(Records from a data collection)
********************
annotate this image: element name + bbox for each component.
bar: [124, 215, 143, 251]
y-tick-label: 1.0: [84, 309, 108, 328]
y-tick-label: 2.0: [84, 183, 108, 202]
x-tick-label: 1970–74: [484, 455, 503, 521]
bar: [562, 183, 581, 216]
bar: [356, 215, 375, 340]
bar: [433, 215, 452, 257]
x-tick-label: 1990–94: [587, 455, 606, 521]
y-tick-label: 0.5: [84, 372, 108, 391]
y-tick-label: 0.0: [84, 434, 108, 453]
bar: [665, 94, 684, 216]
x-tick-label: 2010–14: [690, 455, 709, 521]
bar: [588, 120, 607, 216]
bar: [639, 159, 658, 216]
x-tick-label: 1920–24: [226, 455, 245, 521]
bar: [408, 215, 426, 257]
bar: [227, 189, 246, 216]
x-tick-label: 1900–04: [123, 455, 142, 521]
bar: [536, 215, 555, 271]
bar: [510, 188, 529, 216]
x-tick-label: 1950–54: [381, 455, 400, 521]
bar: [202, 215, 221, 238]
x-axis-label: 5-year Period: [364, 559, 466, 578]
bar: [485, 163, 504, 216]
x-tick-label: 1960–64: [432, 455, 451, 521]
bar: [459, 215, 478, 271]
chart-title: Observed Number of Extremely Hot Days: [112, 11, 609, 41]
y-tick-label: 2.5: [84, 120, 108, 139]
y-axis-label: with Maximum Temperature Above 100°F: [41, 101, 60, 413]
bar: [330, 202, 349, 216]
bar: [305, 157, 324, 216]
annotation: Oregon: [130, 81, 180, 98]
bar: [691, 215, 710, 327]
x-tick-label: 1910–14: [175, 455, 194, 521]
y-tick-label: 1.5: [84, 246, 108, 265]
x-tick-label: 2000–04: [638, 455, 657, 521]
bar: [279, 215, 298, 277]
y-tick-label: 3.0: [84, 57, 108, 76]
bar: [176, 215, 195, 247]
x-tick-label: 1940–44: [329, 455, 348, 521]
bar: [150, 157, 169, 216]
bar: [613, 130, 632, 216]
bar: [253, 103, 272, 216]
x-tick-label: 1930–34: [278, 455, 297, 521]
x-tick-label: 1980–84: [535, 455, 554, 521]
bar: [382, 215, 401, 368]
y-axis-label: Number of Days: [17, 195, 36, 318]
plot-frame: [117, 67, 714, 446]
********************
Please output these items again, unchanged, line for line.

## FULL OUTPUT
annotate this image: element name + bbox for each component.
bar: [124, 215, 143, 251]
y-tick-label: 1.0: [84, 309, 108, 328]
y-tick-label: 2.0: [84, 183, 108, 202]
x-tick-label: 1970–74: [484, 455, 503, 521]
bar: [562, 183, 581, 216]
bar: [356, 215, 375, 340]
bar: [433, 215, 452, 257]
x-tick-label: 1990–94: [587, 455, 606, 521]
y-tick-label: 0.5: [84, 372, 108, 391]
y-tick-label: 0.0: [84, 434, 108, 453]
bar: [665, 94, 684, 216]
x-tick-label: 2010–14: [690, 455, 709, 521]
bar: [588, 120, 607, 216]
bar: [639, 159, 658, 216]
x-tick-label: 1920–24: [226, 455, 245, 521]
bar: [408, 215, 426, 257]
bar: [227, 189, 246, 216]
x-tick-label: 1900–04: [123, 455, 142, 521]
bar: [536, 215, 555, 271]
bar: [510, 188, 529, 216]
x-tick-label: 1950–54: [381, 455, 400, 521]
bar: [202, 215, 221, 238]
x-axis-label: 5-year Period: [364, 559, 466, 578]
bar: [485, 163, 504, 216]
x-tick-label: 1960–64: [432, 455, 451, 521]
bar: [459, 215, 478, 271]
chart-title: Observed Number of Extremely Hot Days: [112, 11, 609, 41]
y-tick-label: 2.5: [84, 120, 108, 139]
y-axis-label: with Maximum Temperature Above 100°F: [41, 101, 60, 413]
bar: [330, 202, 349, 216]
bar: [305, 157, 324, 216]
annotation: Oregon: [130, 81, 180, 98]
bar: [691, 215, 710, 327]
x-tick-label: 1910–14: [175, 455, 194, 521]
y-tick-label: 1.5: [84, 246, 108, 265]
x-tick-label: 2000–04: [638, 455, 657, 521]
bar: [279, 215, 298, 277]
y-tick-label: 3.0: [84, 57, 108, 76]
bar: [176, 215, 195, 247]
x-tick-label: 1940–44: [329, 455, 348, 521]
bar: [150, 157, 169, 216]
bar: [613, 130, 632, 216]
bar: [253, 103, 272, 216]
x-tick-label: 1930–34: [278, 455, 297, 521]
x-tick-label: 1980–84: [535, 455, 554, 521]
bar: [382, 215, 401, 368]
y-axis-label: Number of Days: [17, 195, 36, 318]
plot-frame: [117, 67, 714, 446]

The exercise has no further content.